TO DO: State how many lines contain the string "says", and write nothing else.

RECORDS TO USE:
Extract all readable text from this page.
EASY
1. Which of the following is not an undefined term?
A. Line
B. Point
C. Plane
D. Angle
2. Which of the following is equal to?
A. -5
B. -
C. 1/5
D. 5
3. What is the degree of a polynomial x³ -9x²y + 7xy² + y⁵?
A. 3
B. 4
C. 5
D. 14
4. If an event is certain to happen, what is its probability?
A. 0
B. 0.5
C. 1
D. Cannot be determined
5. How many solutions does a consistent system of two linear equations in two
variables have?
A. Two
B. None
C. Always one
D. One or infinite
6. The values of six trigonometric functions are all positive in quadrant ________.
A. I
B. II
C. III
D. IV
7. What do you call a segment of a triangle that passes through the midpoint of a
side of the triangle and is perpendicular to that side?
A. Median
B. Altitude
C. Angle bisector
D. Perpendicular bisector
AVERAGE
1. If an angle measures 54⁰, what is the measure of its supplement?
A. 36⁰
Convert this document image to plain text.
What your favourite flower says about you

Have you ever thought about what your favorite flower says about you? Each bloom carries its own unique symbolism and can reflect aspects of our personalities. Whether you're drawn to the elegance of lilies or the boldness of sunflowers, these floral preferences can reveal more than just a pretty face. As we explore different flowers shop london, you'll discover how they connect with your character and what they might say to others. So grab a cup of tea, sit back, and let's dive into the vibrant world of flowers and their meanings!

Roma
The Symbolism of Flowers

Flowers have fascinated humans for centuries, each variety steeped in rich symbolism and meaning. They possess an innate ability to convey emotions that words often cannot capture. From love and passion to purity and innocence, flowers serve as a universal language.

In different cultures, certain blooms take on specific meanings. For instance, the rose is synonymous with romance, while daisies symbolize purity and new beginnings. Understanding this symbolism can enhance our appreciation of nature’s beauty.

TASK OUTPUT: 2